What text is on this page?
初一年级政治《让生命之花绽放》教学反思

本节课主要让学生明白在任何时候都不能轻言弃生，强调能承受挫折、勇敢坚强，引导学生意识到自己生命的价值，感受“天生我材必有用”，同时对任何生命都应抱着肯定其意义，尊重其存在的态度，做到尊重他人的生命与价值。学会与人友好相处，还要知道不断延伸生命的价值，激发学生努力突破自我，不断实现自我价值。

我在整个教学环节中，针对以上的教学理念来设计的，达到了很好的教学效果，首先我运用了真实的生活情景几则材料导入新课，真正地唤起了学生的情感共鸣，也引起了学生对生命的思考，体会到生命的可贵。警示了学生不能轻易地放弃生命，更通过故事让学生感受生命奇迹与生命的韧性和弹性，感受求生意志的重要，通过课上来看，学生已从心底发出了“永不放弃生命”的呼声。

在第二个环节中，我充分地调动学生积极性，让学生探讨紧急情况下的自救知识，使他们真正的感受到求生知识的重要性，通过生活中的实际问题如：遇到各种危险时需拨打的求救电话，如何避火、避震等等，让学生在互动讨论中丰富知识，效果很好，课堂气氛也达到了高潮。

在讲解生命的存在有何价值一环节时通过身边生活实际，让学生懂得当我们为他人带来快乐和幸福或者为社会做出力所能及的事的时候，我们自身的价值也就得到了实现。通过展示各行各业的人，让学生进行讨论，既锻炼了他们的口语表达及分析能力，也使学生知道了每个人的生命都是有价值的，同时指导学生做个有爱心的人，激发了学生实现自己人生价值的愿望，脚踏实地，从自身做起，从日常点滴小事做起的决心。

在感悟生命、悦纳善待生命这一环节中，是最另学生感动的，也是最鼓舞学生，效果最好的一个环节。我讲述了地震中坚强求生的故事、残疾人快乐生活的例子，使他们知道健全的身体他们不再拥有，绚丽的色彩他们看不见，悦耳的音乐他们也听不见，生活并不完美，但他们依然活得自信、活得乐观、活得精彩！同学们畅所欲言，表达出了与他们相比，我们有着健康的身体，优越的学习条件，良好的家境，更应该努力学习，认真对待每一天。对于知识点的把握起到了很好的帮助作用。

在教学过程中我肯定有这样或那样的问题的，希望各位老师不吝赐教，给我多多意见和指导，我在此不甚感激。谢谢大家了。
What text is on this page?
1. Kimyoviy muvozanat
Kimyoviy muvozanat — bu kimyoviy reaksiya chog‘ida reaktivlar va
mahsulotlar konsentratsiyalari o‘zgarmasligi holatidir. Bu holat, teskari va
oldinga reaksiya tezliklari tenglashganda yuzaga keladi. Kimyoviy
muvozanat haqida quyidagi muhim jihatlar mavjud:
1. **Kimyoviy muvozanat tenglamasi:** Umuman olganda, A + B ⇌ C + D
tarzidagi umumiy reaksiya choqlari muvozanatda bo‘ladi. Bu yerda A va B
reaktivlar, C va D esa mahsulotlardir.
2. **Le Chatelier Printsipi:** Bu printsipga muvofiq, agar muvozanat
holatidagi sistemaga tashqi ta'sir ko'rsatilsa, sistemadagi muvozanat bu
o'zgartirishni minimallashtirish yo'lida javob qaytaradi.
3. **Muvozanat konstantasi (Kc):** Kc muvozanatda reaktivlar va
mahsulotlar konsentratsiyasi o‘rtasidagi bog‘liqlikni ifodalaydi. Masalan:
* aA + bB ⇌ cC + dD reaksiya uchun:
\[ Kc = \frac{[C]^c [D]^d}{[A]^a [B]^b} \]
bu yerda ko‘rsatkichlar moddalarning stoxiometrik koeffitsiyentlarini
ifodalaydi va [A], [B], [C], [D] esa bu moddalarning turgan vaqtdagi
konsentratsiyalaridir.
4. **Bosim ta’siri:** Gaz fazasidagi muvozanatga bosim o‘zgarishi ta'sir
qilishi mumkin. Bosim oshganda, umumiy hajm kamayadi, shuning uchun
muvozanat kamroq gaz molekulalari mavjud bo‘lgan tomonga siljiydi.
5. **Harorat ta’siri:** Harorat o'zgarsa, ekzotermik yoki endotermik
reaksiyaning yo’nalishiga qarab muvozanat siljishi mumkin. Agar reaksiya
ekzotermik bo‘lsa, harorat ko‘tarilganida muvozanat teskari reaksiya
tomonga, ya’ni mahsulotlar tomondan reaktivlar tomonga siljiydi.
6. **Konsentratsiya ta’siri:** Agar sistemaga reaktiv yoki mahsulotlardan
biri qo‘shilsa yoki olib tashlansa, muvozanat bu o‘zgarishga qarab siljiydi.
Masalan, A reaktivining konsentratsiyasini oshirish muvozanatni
··········
Work required –
Extract from the material all lines containing the string "uchun".

Solved problem –
* aA + bB ⇌ cC + dD reaksiya uchun:
qilishi mumkin. Bosim oshganda, umumiy hajm kamayadi, shuning uchun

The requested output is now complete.